WHAT IS REQUIRED => Retype, word for word, the lines between the ones holding "Parse this screenshot: output" and "What data populates", inclusive; pictures stay out of the copy.

SUPPLIED MATERIAL =>

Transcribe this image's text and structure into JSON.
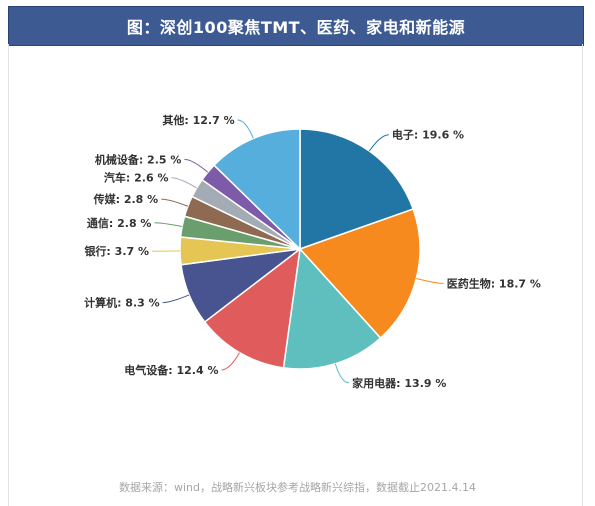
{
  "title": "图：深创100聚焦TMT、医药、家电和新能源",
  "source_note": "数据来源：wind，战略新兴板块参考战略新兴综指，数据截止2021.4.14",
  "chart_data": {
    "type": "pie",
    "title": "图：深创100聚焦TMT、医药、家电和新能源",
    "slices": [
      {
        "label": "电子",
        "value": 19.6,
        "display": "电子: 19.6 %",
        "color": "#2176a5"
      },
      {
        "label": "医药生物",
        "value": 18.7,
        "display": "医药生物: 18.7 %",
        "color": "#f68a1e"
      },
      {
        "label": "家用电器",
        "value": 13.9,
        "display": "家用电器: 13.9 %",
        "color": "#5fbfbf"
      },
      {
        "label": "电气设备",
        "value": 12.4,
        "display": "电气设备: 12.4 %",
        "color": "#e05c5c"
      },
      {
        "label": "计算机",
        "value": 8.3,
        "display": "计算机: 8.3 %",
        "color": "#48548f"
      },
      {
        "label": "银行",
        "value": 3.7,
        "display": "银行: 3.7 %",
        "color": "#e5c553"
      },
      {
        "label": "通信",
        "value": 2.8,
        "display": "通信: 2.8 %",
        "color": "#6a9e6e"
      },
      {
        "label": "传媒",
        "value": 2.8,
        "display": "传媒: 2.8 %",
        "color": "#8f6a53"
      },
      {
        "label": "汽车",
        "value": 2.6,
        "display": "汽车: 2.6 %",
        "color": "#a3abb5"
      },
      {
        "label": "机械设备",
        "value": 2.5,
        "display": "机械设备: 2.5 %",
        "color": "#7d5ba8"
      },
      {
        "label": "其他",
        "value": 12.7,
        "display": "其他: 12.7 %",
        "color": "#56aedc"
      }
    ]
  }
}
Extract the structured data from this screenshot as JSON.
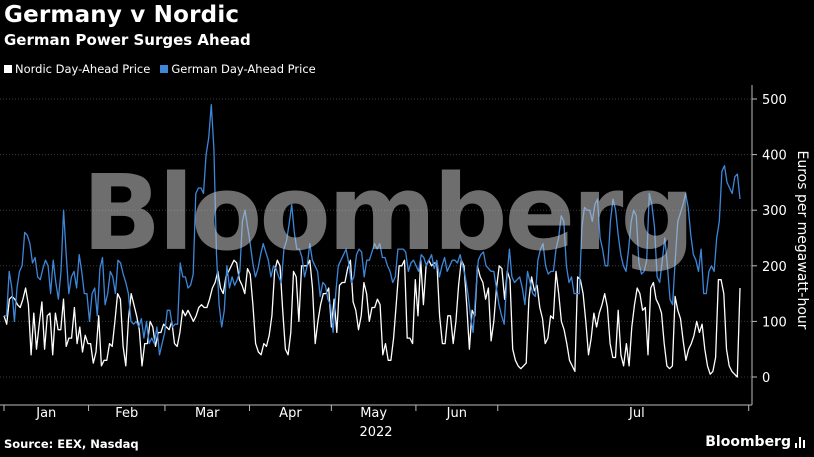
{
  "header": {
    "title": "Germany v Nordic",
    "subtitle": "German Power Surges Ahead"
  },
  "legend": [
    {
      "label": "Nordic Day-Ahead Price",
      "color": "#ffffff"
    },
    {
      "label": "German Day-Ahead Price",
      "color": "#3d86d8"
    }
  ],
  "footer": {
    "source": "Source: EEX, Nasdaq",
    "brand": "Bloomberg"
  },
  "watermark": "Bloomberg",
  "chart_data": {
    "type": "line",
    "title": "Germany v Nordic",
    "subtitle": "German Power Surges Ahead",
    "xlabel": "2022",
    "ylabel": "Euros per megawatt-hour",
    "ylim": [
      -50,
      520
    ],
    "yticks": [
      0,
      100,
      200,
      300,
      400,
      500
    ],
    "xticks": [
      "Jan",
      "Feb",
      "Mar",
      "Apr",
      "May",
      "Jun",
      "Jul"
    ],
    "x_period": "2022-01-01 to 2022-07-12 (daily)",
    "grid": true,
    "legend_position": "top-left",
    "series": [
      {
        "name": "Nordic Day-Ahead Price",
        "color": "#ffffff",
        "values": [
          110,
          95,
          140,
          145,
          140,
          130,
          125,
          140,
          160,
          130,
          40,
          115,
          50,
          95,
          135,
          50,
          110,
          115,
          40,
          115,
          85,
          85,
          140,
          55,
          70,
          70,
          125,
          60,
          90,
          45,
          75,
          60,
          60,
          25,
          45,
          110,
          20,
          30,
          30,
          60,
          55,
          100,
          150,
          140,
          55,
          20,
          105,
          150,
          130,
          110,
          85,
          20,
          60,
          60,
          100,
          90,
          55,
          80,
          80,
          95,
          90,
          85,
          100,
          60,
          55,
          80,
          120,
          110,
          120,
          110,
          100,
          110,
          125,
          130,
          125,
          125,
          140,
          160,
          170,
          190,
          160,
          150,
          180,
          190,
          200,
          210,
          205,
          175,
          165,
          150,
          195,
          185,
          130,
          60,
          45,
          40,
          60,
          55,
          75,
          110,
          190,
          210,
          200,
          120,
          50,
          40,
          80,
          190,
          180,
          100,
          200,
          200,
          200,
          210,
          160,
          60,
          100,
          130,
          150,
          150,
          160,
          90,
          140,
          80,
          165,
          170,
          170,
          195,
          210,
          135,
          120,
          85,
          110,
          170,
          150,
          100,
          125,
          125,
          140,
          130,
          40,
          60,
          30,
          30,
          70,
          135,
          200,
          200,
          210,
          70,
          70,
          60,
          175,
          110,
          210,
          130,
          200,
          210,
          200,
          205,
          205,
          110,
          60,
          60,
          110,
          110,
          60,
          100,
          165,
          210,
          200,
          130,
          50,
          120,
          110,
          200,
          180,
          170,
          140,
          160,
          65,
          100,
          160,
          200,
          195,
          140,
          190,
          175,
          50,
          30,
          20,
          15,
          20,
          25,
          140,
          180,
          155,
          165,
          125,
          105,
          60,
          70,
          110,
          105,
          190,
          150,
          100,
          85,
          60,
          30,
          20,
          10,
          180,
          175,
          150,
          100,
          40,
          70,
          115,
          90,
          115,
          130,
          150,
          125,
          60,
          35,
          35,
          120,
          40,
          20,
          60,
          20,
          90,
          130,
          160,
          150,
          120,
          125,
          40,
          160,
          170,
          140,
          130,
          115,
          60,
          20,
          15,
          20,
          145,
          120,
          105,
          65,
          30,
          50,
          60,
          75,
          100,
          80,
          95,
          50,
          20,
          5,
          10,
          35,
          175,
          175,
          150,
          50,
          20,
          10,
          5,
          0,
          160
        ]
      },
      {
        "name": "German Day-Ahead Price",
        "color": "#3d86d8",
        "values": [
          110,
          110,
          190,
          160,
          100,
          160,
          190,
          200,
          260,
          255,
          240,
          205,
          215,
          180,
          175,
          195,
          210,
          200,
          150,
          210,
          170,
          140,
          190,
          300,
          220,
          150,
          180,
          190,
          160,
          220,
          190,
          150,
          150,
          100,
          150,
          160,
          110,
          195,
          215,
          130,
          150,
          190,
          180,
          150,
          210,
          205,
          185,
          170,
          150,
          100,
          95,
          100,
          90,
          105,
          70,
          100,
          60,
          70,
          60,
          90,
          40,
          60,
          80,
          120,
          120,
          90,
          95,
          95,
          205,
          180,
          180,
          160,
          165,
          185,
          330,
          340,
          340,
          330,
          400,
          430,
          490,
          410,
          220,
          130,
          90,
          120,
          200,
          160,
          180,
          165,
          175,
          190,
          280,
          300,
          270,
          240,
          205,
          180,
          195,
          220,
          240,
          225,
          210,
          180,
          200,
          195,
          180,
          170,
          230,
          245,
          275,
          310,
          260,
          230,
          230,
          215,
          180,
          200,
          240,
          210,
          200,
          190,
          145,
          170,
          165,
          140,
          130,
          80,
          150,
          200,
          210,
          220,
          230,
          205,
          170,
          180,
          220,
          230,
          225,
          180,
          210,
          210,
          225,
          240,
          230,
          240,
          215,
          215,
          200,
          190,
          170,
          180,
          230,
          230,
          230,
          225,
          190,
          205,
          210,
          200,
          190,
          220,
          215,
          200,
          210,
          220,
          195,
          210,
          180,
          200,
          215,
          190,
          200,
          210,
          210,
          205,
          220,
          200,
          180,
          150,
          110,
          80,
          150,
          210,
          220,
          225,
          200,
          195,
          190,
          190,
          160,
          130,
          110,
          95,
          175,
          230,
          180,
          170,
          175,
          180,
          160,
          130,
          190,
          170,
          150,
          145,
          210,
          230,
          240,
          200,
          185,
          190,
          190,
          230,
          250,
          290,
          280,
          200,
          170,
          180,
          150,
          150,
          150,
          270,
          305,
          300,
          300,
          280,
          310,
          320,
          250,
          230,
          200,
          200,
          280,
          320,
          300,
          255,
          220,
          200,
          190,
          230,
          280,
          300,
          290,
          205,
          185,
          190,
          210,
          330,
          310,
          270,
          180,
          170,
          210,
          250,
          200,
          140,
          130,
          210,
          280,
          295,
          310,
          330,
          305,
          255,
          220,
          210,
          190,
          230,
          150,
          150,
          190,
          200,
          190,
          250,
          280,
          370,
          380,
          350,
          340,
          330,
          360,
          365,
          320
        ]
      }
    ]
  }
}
--
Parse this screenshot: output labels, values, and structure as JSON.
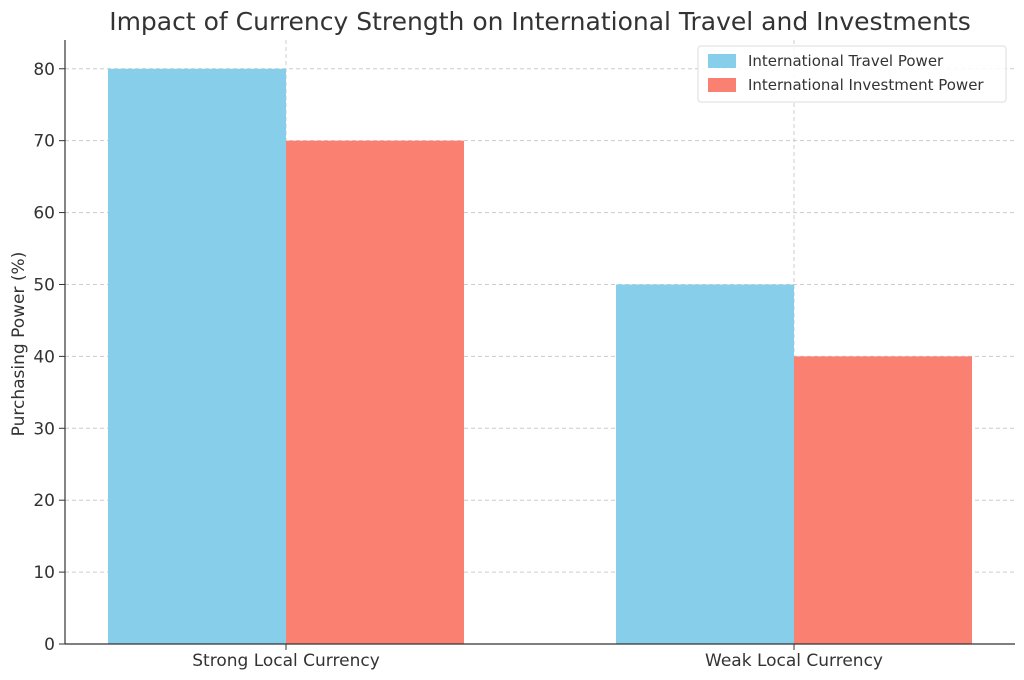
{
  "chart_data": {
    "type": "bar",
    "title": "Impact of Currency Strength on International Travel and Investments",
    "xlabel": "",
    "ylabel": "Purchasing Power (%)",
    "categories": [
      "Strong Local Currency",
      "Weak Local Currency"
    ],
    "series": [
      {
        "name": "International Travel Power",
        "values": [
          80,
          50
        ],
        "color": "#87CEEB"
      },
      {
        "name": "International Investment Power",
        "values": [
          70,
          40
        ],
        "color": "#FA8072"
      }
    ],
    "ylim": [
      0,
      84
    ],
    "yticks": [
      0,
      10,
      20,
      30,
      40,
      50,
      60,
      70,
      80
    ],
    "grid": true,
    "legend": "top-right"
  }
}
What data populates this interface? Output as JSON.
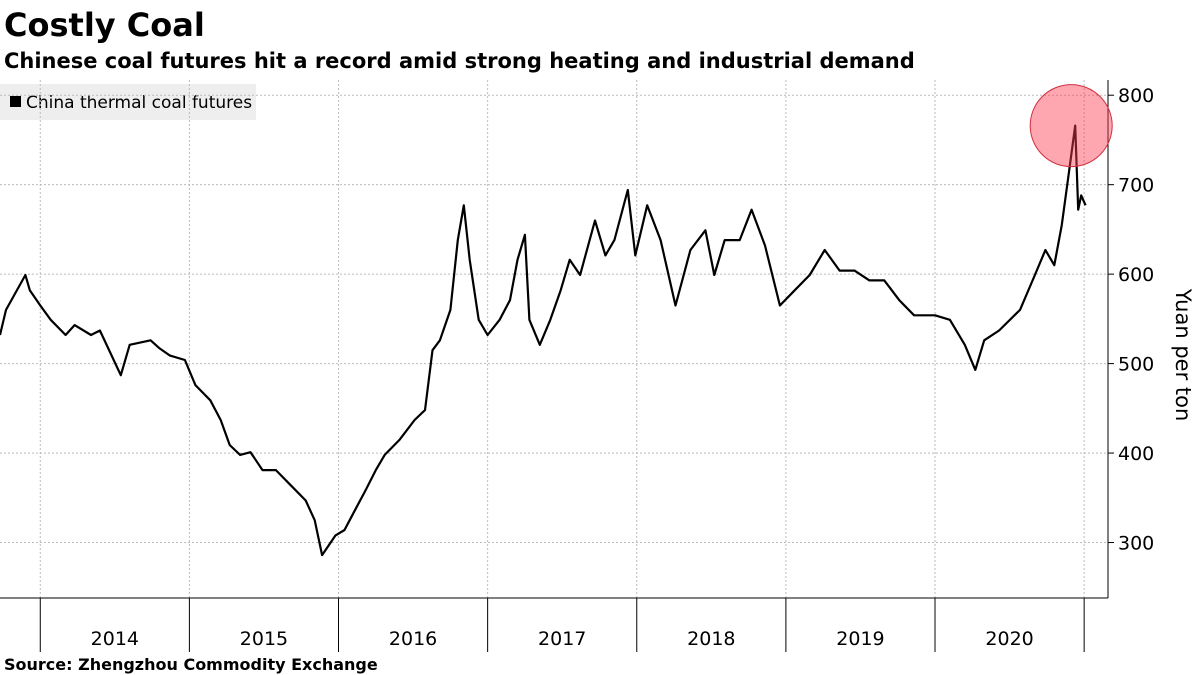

RESPONSE =>
Parse this screenshot: output labels, values, and structure as JSON.
{
  "chart_data": {
    "type": "bar",
    "title": "Impact of Currency Strength on International Travel and Investments",
    "xlabel": "",
    "ylabel": "Purchasing Power (%)",
    "categories": [
      "Strong Local Currency",
      "Weak Local Currency"
    ],
    "series": [
      {
        "name": "International Travel Power",
        "values": [
          80,
          50
        ],
        "color": "#87CEEB"
      },
      {
        "name": "International Investment Power",
        "values": [
          70,
          40
        ],
        "color": "#FA8072"
      }
    ],
    "ylim": [
      0,
      84
    ],
    "yticks": [
      0,
      10,
      20,
      30,
      40,
      50,
      60,
      70,
      80
    ],
    "grid": true,
    "legend": "top-right"
  }
}
What data populates this interface? Output as JSON.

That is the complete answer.